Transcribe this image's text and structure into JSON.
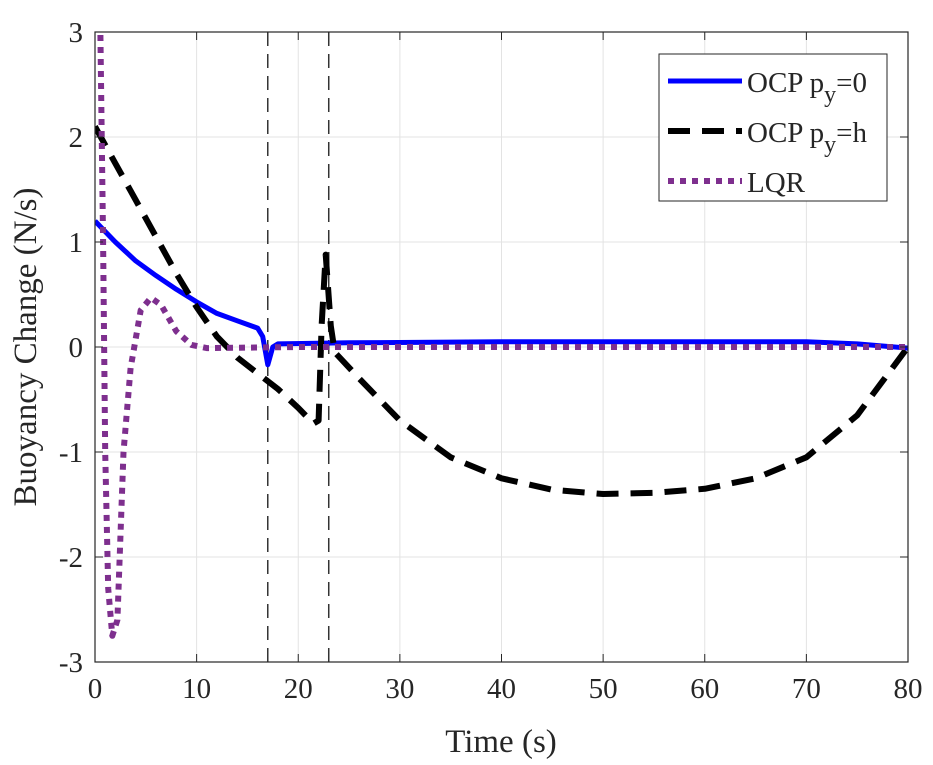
{
  "chart_data": {
    "type": "line",
    "xlabel": "Time (s)",
    "ylabel": "Buoyancy Change (N/s)",
    "xlim": [
      0,
      80
    ],
    "ylim": [
      -3,
      3
    ],
    "xticks": [
      0,
      10,
      20,
      30,
      40,
      50,
      60,
      70,
      80
    ],
    "yticks": [
      -3,
      -2,
      -1,
      0,
      1,
      2,
      3
    ],
    "grid": true,
    "legend_placement": "top-right",
    "vlines": [
      17,
      23
    ],
    "series": [
      {
        "name": "OCP p_y=0",
        "legend_main": "OCP p",
        "legend_sub": "y",
        "legend_tail": "=0",
        "color": "#0000ff",
        "style": "solid",
        "x": [
          0,
          2,
          4,
          6,
          8,
          10,
          12,
          14,
          16,
          16.5,
          17,
          17.5,
          18,
          25,
          40,
          60,
          70,
          75,
          80
        ],
        "y": [
          1.2,
          1.0,
          0.82,
          0.68,
          0.55,
          0.43,
          0.32,
          0.25,
          0.18,
          0.1,
          -0.17,
          0,
          0.03,
          0.04,
          0.05,
          0.05,
          0.05,
          0.03,
          -0.01
        ]
      },
      {
        "name": "OCP p_y=h",
        "legend_main": "OCP p",
        "legend_sub": "y",
        "legend_tail": "=h",
        "color": "#000000",
        "style": "dashed",
        "x": [
          0,
          2,
          4,
          6,
          8,
          10,
          12,
          14,
          16,
          18,
          20,
          21.5,
          22,
          22.3,
          22.7,
          23.2,
          23.6,
          26,
          30,
          35,
          40,
          45,
          50,
          55,
          60,
          65,
          70,
          75,
          80
        ],
        "y": [
          2.1,
          1.75,
          1.4,
          1.05,
          0.7,
          0.38,
          0.1,
          -0.1,
          -0.25,
          -0.4,
          -0.58,
          -0.73,
          -0.7,
          0.2,
          0.88,
          0.2,
          -0.05,
          -0.3,
          -0.7,
          -1.05,
          -1.25,
          -1.36,
          -1.4,
          -1.39,
          -1.35,
          -1.25,
          -1.05,
          -0.65,
          0
        ]
      },
      {
        "name": "LQR",
        "legend_main": "LQR",
        "legend_sub": "",
        "legend_tail": "",
        "color": "#7e2f8e",
        "style": "dotted",
        "x": [
          0.5,
          0.8,
          1,
          1.3,
          1.7,
          2.2,
          2.8,
          3.5,
          4.5,
          5.5,
          6.5,
          8,
          9.5,
          11,
          20,
          40,
          80
        ],
        "y": [
          3.2,
          1,
          -1,
          -2.3,
          -2.75,
          -2.6,
          -1,
          -0.2,
          0.35,
          0.47,
          0.4,
          0.15,
          0.02,
          -0.01,
          0,
          0,
          0
        ]
      }
    ]
  }
}
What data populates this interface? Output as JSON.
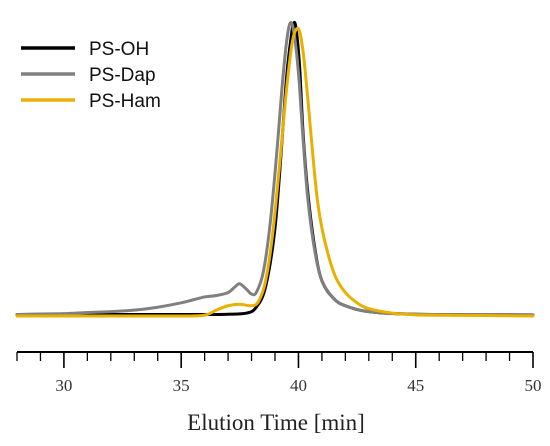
{
  "chart_data": {
    "type": "line",
    "title": "",
    "xlabel": "Elution Time [min]",
    "ylabel": "",
    "xlim": [
      28,
      50
    ],
    "ylim": [
      0,
      1
    ],
    "x_ticks_major": [
      30,
      35,
      40,
      45,
      50
    ],
    "x_tick_labels": [
      "30",
      "35",
      "40",
      "45",
      "50"
    ],
    "y_axis_visible": false,
    "grid": false,
    "legend_position": "top-left",
    "series": [
      {
        "name": "PS-OH",
        "color": "#000000",
        "points": [
          [
            28,
            0.005
          ],
          [
            30,
            0.005
          ],
          [
            32,
            0.005
          ],
          [
            34,
            0.005
          ],
          [
            36,
            0.005
          ],
          [
            37,
            0.006
          ],
          [
            37.8,
            0.01
          ],
          [
            38.2,
            0.03
          ],
          [
            38.6,
            0.1
          ],
          [
            39.0,
            0.3
          ],
          [
            39.3,
            0.6
          ],
          [
            39.5,
            0.82
          ],
          [
            39.7,
            0.96
          ],
          [
            39.8,
            1.0
          ],
          [
            39.9,
            0.98
          ],
          [
            40.05,
            0.85
          ],
          [
            40.2,
            0.62
          ],
          [
            40.4,
            0.42
          ],
          [
            40.7,
            0.23
          ],
          [
            41.0,
            0.12
          ],
          [
            41.5,
            0.06
          ],
          [
            42,
            0.035
          ],
          [
            43,
            0.015
          ],
          [
            45,
            0.006
          ],
          [
            50,
            0.004
          ]
        ]
      },
      {
        "name": "PS-Dap",
        "color": "#808080",
        "points": [
          [
            28,
            0.005
          ],
          [
            29,
            0.007
          ],
          [
            30,
            0.008
          ],
          [
            31,
            0.012
          ],
          [
            32,
            0.015
          ],
          [
            33,
            0.02
          ],
          [
            34,
            0.03
          ],
          [
            35,
            0.045
          ],
          [
            35.5,
            0.055
          ],
          [
            36,
            0.065
          ],
          [
            36.5,
            0.07
          ],
          [
            37,
            0.08
          ],
          [
            37.3,
            0.1
          ],
          [
            37.5,
            0.11
          ],
          [
            37.8,
            0.09
          ],
          [
            38,
            0.075
          ],
          [
            38.2,
            0.08
          ],
          [
            38.5,
            0.15
          ],
          [
            38.8,
            0.32
          ],
          [
            39.1,
            0.58
          ],
          [
            39.3,
            0.78
          ],
          [
            39.5,
            0.94
          ],
          [
            39.65,
            1.0
          ],
          [
            39.8,
            0.97
          ],
          [
            40.0,
            0.83
          ],
          [
            40.2,
            0.6
          ],
          [
            40.4,
            0.4
          ],
          [
            40.7,
            0.22
          ],
          [
            41.0,
            0.12
          ],
          [
            41.5,
            0.06
          ],
          [
            42,
            0.035
          ],
          [
            43,
            0.015
          ],
          [
            45,
            0.006
          ],
          [
            50,
            0.004
          ]
        ]
      },
      {
        "name": "PS-Ham",
        "color": "#E8B000",
        "points": [
          [
            28,
            0.0
          ],
          [
            32,
            0.0
          ],
          [
            35,
            0.0
          ],
          [
            36,
            0.003
          ],
          [
            36.5,
            0.02
          ],
          [
            37,
            0.035
          ],
          [
            37.5,
            0.04
          ],
          [
            38.0,
            0.035
          ],
          [
            38.3,
            0.05
          ],
          [
            38.6,
            0.12
          ],
          [
            38.9,
            0.28
          ],
          [
            39.2,
            0.52
          ],
          [
            39.5,
            0.78
          ],
          [
            39.75,
            0.94
          ],
          [
            40.0,
            0.98
          ],
          [
            40.2,
            0.9
          ],
          [
            40.4,
            0.74
          ],
          [
            40.6,
            0.56
          ],
          [
            40.8,
            0.4
          ],
          [
            41.0,
            0.3
          ],
          [
            41.3,
            0.2
          ],
          [
            41.6,
            0.13
          ],
          [
            42,
            0.08
          ],
          [
            42.5,
            0.045
          ],
          [
            43,
            0.025
          ],
          [
            44,
            0.01
          ],
          [
            45,
            0.004
          ],
          [
            47,
            0.002
          ],
          [
            50,
            0.0
          ]
        ]
      }
    ]
  }
}
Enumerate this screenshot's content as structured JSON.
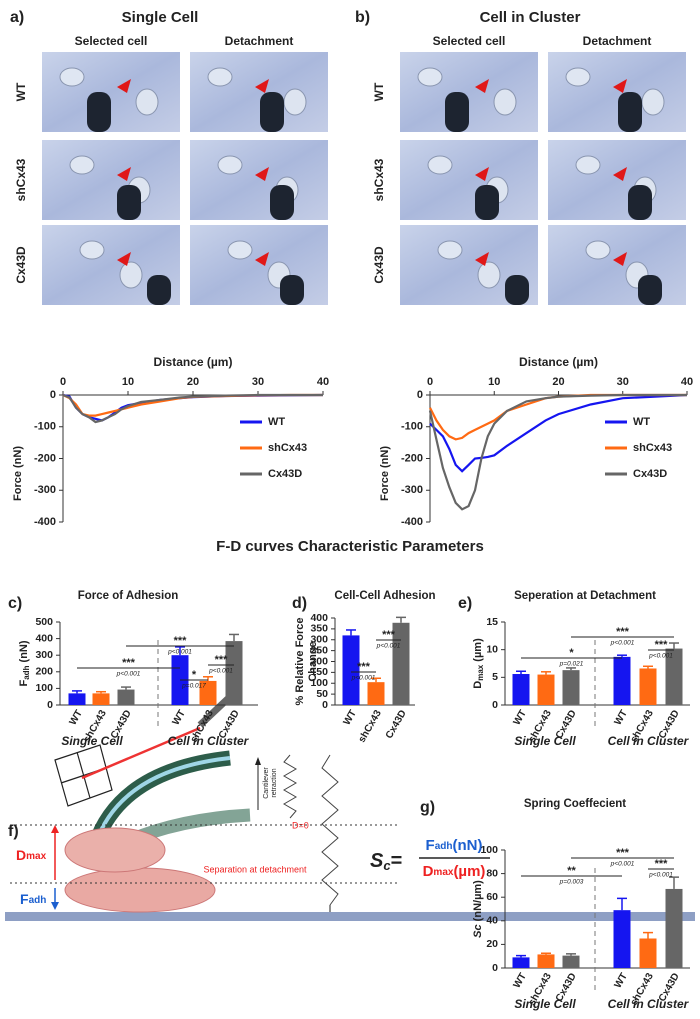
{
  "figure": {
    "panels": [
      {
        "label": "a)",
        "title": "Single Cell",
        "columns": [
          "Selected cell",
          "Detachment"
        ],
        "rows": [
          "WT",
          "shCx43",
          "Cx43D"
        ]
      },
      {
        "label": "b)",
        "title": "Cell in Cluster",
        "columns": [
          "Selected cell",
          "Detachment"
        ],
        "rows": [
          "WT",
          "shCx43",
          "Cx43D"
        ]
      }
    ],
    "section_title": "F-D curves Characteristic Parameters",
    "diagram": {
      "label": "f)",
      "dmax": {
        "main": "D",
        "sub": "max"
      },
      "fadh": {
        "main": "F",
        "sub": "adh"
      },
      "retraction": [
        "Cantilever",
        "retraction"
      ],
      "d0": "D=0",
      "separation": "Separation at detachment",
      "formula": {
        "lhs_main": "S",
        "lhs_sub": "c",
        "eq": "=",
        "num_main": "F",
        "num_sub": "adh",
        "num_unit": "(nN)",
        "den_main": "D",
        "den_sub": "max",
        "den_unit": "(µm)"
      }
    }
  },
  "chart_data": [
    {
      "type": "line",
      "xlabel": "Distance (µm)",
      "ylabel": "Force (nN)",
      "x": [
        0,
        1,
        2,
        3,
        4,
        5,
        6,
        7,
        8,
        9,
        10,
        12,
        15,
        18,
        20,
        25,
        30,
        35,
        40
      ],
      "series": [
        {
          "name": "WT",
          "color": "#1515f0",
          "values": [
            0,
            -5,
            -40,
            -60,
            -70,
            -75,
            -80,
            -70,
            -55,
            -40,
            -32,
            -25,
            -15,
            -10,
            -7,
            -3,
            -2,
            -1,
            0
          ]
        },
        {
          "name": "shCx43",
          "color": "#ff6a13",
          "values": [
            0,
            -10,
            -30,
            -60,
            -65,
            -65,
            -60,
            -55,
            -50,
            -45,
            -40,
            -30,
            -20,
            -10,
            -6,
            -3,
            -1,
            0,
            0
          ]
        },
        {
          "name": "Cx43D",
          "color": "#666666",
          "values": [
            0,
            -8,
            -40,
            -60,
            -70,
            -85,
            -80,
            -70,
            -60,
            -45,
            -35,
            -22,
            -15,
            -8,
            -5,
            -2,
            0,
            0,
            0
          ]
        }
      ],
      "xlim": [
        0,
        40
      ],
      "ylim": [
        -400,
        0
      ],
      "xticks": [
        0,
        10,
        20,
        30,
        40
      ],
      "yticks": [
        -400,
        -300,
        -200,
        -100,
        0
      ]
    },
    {
      "type": "line",
      "xlabel": "Distance (µm)",
      "ylabel": "Force (nN)",
      "x": [
        0,
        1,
        2,
        3,
        4,
        5,
        6,
        7,
        8,
        9,
        10,
        12,
        15,
        18,
        20,
        25,
        30,
        35,
        40
      ],
      "series": [
        {
          "name": "WT",
          "color": "#1515f0",
          "values": [
            -90,
            -110,
            -130,
            -170,
            -220,
            -240,
            -220,
            -200,
            -198,
            -195,
            -190,
            -160,
            -120,
            -80,
            -60,
            -30,
            -10,
            -5,
            0
          ]
        },
        {
          "name": "shCx43",
          "color": "#ff6a13",
          "values": [
            -40,
            -80,
            -110,
            -130,
            -140,
            -135,
            -120,
            -110,
            -100,
            -90,
            -80,
            -50,
            -30,
            -10,
            -5,
            0,
            0,
            0,
            0
          ]
        },
        {
          "name": "Cx43D",
          "color": "#666666",
          "values": [
            -50,
            -140,
            -230,
            -290,
            -340,
            -360,
            -350,
            -300,
            -200,
            -130,
            -90,
            -50,
            -20,
            -10,
            -5,
            -2,
            0,
            0,
            0
          ]
        }
      ],
      "xlim": [
        0,
        40
      ],
      "ylim": [
        -400,
        0
      ],
      "xticks": [
        0,
        10,
        20,
        30,
        40
      ],
      "yticks": [
        -400,
        -300,
        -200,
        -100,
        0
      ]
    },
    {
      "type": "bar",
      "panel_label": "c)",
      "title": "Force of Adhesion",
      "ylabel": {
        "main": "F",
        "sub": "adh",
        "unit": " (nN)"
      },
      "categories": [
        "WT",
        "shCx43",
        "Cx43D",
        "WT",
        "shCx43",
        "Cx43D"
      ],
      "groups": [
        "Single Cell",
        "Cell in Cluster"
      ],
      "values": [
        70,
        70,
        93,
        300,
        145,
        385
      ],
      "errors": [
        15,
        10,
        15,
        50,
        25,
        40
      ],
      "colors": [
        "#1515f0",
        "#ff6a13",
        "#666666",
        "#1515f0",
        "#ff6a13",
        "#666666"
      ],
      "ylim": [
        0,
        500
      ],
      "yticks": [
        0,
        100,
        200,
        300,
        400,
        500
      ],
      "annotations": [
        {
          "stars": "***",
          "p": "p<0.001"
        },
        {
          "stars": "***",
          "p": "p<0.001"
        },
        {
          "stars": "*",
          "p": "p=0.017"
        },
        {
          "stars": "***",
          "p": "p<0.001"
        }
      ]
    },
    {
      "type": "bar",
      "panel_label": "d)",
      "title": "Cell-Cell Adhesion",
      "ylabel": [
        "% Relative Force",
        "Change"
      ],
      "categories": [
        "WT",
        "shCx43",
        "Cx43D"
      ],
      "values": [
        320,
        105,
        378
      ],
      "errors": [
        25,
        18,
        25
      ],
      "colors": [
        "#1515f0",
        "#ff6a13",
        "#666666"
      ],
      "ylim": [
        0,
        400
      ],
      "yticks": [
        0,
        50,
        100,
        150,
        200,
        250,
        300,
        350,
        400
      ],
      "annotations": [
        {
          "stars": "***",
          "p": "p<0.001"
        },
        {
          "stars": "***",
          "p": "p<0.001"
        }
      ]
    },
    {
      "type": "bar",
      "panel_label": "e)",
      "title": "Seperation at Detachment",
      "ylabel": {
        "main": "D",
        "sub": "max",
        "unit": " (µm)"
      },
      "categories": [
        "WT",
        "shCx43",
        "Cx43D",
        "WT",
        "shCx43",
        "Cx43D"
      ],
      "groups": [
        "Single Cell",
        "Cell in Cluster"
      ],
      "values": [
        5.6,
        5.5,
        6.3,
        8.7,
        6.6,
        10.2
      ],
      "errors": [
        0.5,
        0.5,
        0.4,
        0.3,
        0.4,
        1
      ],
      "colors": [
        "#1515f0",
        "#ff6a13",
        "#666666",
        "#1515f0",
        "#ff6a13",
        "#666666"
      ],
      "ylim": [
        0,
        15
      ],
      "yticks": [
        0,
        5,
        10,
        15
      ],
      "annotations": [
        {
          "stars": "*",
          "p": "p=0.021"
        },
        {
          "stars": "***",
          "p": "p<0.001"
        },
        {
          "stars": "***",
          "p": "p<0.001"
        }
      ]
    },
    {
      "type": "bar",
      "panel_label": "g)",
      "title": "Spring Coeffecient",
      "ylabel": {
        "main": "Sc",
        "unit": " (nN/µm)"
      },
      "categories": [
        "WT",
        "shCx43",
        "Cx43D",
        "WT",
        "shCx43",
        "Cx43D"
      ],
      "groups": [
        "Single Cell",
        "Cell in Cluster"
      ],
      "values": [
        9,
        11.5,
        10.5,
        49,
        25,
        67
      ],
      "errors": [
        1.5,
        1,
        1.5,
        10,
        5,
        10
      ],
      "colors": [
        "#1515f0",
        "#ff6a13",
        "#666666",
        "#1515f0",
        "#ff6a13",
        "#666666"
      ],
      "ylim": [
        0,
        100
      ],
      "yticks": [
        0,
        20,
        40,
        60,
        80,
        100
      ],
      "annotations": [
        {
          "stars": "**",
          "p": "p=0.003"
        },
        {
          "stars": "***",
          "p": "p<0.001"
        },
        {
          "stars": "***",
          "p": "p<0.001"
        }
      ]
    }
  ]
}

_What you are asked to do_
Report each line in the preceding entries that holds the string "Force".

_Result below_
      "ylabel": "Force (nN)",
      "ylabel": "Force (nN)",
      "title": "Force of Adhesion",
        "% Relative Force",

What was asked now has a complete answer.